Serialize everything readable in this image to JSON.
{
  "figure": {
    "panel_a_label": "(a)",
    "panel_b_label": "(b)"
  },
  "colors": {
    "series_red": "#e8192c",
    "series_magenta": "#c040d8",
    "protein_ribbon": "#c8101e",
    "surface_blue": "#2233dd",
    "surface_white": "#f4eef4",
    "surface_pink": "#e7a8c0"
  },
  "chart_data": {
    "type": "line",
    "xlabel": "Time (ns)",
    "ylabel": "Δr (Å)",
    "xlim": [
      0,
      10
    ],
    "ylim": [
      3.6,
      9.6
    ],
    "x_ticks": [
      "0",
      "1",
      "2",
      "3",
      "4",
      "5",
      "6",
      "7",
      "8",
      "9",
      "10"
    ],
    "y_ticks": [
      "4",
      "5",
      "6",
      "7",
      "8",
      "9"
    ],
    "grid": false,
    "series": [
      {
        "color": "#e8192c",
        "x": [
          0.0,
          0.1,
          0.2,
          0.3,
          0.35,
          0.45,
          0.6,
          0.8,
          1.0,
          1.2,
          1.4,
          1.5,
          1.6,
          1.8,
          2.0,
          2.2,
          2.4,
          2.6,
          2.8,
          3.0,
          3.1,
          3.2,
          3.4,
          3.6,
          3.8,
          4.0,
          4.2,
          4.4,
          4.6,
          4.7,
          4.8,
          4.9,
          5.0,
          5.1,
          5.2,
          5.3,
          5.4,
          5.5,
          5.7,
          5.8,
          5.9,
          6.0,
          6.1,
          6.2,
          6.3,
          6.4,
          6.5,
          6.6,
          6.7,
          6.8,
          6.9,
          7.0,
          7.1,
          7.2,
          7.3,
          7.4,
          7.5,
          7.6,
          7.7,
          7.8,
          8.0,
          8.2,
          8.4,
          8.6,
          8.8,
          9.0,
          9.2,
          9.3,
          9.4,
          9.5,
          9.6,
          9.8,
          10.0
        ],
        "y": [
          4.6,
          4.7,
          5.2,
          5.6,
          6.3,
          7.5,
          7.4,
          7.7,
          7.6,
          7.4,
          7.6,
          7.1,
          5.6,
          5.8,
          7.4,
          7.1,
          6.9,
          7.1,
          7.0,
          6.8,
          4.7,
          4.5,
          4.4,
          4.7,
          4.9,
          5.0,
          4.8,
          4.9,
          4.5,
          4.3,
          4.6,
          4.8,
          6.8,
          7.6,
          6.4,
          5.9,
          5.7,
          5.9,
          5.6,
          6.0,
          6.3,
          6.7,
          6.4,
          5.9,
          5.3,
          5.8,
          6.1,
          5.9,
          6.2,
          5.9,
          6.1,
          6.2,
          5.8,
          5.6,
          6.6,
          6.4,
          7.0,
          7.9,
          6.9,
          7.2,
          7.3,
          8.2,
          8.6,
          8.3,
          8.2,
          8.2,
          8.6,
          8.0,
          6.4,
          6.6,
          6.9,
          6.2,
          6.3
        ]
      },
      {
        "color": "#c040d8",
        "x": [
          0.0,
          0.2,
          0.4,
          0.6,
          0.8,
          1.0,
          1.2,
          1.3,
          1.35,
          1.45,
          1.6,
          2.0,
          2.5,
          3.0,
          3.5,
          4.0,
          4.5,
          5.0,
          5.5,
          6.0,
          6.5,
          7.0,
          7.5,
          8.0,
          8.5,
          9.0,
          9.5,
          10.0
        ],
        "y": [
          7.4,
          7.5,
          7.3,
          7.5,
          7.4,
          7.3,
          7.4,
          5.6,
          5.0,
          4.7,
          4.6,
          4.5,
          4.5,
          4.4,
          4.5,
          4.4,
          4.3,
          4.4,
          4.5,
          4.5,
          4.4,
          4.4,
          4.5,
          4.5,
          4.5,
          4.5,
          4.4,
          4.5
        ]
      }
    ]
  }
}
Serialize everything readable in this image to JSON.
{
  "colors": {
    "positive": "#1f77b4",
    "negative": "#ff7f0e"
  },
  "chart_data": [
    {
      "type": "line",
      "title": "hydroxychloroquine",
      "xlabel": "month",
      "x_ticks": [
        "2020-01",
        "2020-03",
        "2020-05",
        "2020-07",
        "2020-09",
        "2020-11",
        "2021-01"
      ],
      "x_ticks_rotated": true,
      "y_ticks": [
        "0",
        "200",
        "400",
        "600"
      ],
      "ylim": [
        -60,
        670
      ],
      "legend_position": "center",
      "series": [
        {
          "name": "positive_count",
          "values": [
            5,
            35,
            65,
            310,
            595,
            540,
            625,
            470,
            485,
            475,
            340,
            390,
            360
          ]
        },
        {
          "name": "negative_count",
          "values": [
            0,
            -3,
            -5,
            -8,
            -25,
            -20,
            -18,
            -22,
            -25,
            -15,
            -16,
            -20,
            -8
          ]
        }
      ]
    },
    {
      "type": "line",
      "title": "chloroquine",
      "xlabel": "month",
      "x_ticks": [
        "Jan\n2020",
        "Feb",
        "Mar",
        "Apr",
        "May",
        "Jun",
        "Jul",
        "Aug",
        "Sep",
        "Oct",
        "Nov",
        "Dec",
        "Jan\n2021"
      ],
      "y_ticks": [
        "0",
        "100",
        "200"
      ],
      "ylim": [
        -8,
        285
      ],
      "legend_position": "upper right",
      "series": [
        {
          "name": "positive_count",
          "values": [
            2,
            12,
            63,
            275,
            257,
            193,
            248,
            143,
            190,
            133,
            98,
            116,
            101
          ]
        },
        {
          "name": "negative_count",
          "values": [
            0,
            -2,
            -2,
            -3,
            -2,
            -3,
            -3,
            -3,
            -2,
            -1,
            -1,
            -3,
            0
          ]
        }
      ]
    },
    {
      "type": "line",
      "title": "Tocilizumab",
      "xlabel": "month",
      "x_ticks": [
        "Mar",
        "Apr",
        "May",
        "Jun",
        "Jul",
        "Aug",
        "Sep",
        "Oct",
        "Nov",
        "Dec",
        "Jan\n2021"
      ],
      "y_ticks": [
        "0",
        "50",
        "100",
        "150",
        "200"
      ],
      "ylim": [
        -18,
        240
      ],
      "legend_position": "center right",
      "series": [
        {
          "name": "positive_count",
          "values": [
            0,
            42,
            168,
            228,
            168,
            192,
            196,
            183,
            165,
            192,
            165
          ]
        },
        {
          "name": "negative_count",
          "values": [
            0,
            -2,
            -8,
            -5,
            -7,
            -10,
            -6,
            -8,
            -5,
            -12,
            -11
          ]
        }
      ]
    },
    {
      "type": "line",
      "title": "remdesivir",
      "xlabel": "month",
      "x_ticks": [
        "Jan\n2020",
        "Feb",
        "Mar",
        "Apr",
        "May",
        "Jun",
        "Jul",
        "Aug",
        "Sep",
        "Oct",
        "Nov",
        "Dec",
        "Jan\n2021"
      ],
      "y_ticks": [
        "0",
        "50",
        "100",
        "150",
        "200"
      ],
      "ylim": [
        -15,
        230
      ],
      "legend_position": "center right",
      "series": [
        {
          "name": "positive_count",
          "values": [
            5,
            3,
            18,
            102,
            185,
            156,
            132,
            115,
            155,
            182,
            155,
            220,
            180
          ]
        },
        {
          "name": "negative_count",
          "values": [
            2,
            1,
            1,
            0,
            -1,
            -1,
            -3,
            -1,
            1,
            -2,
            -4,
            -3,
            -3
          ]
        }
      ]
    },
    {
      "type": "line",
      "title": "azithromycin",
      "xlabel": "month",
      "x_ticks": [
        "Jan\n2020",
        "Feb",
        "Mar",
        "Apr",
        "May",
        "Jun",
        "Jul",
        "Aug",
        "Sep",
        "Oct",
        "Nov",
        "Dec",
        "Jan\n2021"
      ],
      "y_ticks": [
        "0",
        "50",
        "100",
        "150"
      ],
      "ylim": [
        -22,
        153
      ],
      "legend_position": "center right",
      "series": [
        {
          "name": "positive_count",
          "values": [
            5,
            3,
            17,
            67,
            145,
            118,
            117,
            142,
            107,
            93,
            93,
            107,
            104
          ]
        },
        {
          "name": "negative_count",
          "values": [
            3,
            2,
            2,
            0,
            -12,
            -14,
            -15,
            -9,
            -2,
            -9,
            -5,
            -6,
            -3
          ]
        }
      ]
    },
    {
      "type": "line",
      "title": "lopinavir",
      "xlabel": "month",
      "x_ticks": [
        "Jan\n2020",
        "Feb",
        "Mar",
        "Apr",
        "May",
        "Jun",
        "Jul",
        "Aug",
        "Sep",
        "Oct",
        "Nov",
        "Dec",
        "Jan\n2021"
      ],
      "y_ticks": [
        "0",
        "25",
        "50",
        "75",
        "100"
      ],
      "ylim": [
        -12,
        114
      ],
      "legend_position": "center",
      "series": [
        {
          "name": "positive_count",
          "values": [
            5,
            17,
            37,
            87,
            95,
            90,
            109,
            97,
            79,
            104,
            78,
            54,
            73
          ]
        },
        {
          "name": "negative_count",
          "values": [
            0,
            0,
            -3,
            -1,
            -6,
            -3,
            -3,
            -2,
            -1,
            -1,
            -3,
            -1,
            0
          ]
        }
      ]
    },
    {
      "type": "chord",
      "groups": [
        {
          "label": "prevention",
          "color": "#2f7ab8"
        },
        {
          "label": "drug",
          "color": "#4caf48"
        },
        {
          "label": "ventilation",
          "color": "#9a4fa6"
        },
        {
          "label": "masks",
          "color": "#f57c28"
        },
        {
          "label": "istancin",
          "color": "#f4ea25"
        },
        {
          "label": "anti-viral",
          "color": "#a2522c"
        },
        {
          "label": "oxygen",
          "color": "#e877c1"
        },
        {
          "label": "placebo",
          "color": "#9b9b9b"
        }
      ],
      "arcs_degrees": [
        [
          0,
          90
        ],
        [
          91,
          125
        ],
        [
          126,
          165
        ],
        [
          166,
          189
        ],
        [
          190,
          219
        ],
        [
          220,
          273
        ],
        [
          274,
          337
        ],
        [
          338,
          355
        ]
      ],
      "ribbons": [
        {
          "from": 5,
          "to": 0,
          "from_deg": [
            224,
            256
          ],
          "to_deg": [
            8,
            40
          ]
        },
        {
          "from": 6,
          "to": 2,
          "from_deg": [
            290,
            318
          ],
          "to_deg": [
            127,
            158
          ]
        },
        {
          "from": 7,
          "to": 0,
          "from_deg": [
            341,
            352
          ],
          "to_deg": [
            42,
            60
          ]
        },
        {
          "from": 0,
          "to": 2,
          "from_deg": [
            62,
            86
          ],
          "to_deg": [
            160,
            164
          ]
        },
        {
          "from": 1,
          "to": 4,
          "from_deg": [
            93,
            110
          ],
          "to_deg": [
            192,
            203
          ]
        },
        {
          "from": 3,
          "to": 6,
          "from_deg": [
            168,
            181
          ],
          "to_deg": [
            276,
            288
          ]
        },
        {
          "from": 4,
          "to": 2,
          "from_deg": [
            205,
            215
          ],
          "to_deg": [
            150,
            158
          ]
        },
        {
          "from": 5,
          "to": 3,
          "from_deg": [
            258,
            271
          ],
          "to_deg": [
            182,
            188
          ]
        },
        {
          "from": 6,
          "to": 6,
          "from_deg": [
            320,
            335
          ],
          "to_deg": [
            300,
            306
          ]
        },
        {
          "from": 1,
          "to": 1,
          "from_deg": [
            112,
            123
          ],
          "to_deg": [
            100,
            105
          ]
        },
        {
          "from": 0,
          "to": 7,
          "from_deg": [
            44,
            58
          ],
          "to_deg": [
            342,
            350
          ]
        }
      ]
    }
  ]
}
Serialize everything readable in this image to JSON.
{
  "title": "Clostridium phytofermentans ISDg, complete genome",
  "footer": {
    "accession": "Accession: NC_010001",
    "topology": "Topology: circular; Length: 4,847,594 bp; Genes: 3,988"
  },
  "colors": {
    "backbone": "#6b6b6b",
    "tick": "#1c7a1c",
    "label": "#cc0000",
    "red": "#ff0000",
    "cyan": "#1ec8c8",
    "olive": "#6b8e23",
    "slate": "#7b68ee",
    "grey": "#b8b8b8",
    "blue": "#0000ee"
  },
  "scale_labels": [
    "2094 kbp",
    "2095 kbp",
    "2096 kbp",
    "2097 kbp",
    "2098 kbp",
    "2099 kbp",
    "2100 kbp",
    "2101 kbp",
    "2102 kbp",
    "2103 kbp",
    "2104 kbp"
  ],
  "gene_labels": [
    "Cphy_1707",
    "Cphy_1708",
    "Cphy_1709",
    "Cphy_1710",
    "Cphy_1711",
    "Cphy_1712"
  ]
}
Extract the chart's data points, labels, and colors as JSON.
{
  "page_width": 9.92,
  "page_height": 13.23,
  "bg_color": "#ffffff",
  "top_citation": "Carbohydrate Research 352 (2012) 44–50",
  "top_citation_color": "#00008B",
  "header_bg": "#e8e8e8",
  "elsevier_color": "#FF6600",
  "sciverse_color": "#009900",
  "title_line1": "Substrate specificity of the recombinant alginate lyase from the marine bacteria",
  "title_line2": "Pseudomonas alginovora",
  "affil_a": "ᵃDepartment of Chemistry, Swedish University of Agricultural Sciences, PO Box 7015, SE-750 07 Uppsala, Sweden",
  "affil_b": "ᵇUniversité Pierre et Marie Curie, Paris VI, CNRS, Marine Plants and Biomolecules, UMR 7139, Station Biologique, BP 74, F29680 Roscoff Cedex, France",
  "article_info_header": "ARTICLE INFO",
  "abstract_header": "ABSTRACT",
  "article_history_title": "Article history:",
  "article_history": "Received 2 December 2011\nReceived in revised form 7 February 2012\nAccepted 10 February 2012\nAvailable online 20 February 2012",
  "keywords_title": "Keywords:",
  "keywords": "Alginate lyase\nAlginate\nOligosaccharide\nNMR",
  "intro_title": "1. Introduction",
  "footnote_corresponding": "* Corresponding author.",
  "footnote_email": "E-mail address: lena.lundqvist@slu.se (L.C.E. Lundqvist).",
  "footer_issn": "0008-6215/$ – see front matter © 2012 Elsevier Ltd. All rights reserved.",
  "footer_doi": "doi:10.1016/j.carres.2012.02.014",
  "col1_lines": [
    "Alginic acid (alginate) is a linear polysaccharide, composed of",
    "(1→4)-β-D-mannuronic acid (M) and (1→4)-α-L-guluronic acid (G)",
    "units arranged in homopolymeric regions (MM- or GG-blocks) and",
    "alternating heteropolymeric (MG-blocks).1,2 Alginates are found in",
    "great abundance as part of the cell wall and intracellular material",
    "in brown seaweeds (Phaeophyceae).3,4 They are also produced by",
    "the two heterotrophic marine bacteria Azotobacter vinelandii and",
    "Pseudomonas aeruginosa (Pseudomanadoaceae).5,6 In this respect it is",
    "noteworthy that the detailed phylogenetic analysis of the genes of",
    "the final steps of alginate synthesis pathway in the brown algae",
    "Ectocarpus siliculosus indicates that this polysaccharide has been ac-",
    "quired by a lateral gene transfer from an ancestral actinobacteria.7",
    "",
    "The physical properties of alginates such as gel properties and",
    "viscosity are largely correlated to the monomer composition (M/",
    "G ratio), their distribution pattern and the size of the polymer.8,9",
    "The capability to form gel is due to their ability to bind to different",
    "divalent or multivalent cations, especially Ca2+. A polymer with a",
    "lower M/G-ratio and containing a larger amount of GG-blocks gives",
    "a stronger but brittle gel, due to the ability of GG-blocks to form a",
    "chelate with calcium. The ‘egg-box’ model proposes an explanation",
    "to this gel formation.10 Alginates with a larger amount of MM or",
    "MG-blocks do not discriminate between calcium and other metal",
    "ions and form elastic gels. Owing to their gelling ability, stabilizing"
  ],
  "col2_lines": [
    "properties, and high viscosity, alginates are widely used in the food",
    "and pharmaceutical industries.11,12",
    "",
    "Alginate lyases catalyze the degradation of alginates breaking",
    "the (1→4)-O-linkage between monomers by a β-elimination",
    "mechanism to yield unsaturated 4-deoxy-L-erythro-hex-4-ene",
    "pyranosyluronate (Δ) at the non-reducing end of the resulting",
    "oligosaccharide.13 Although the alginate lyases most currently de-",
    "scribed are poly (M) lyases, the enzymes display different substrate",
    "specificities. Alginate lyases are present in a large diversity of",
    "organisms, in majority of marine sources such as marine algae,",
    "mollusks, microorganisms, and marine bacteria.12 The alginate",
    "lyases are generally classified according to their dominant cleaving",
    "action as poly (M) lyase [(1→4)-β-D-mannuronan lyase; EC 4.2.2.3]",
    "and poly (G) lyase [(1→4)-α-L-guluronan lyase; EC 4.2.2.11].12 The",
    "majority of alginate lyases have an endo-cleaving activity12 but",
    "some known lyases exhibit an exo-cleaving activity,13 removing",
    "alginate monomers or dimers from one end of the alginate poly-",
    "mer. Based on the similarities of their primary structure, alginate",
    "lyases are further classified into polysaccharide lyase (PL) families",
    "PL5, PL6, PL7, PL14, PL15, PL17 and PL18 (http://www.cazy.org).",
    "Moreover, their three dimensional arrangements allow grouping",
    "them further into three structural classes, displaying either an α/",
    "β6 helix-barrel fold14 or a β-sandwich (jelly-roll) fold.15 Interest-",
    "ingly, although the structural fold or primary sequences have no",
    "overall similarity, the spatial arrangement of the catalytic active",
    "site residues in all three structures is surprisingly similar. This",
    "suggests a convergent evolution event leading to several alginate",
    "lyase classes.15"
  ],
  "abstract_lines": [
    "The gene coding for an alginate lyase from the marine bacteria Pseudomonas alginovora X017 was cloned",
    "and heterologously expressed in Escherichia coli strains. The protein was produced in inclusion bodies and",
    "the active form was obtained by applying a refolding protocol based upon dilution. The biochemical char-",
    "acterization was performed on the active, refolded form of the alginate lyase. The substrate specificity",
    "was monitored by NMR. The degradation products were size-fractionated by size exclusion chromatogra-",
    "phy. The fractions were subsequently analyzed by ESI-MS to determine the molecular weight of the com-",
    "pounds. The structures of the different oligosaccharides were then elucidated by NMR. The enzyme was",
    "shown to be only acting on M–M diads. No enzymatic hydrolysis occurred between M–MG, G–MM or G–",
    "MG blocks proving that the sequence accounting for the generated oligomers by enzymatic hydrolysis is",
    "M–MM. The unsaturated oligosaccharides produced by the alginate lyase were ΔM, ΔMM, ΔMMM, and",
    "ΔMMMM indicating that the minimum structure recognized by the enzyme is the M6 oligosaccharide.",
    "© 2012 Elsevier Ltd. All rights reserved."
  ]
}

=-=-=

◆ TASK
Report all lines above with "classes".

◆ WORKED SOLUTION
    "them further into three structural classes, displaying either an α/",
    "lyase classes.15"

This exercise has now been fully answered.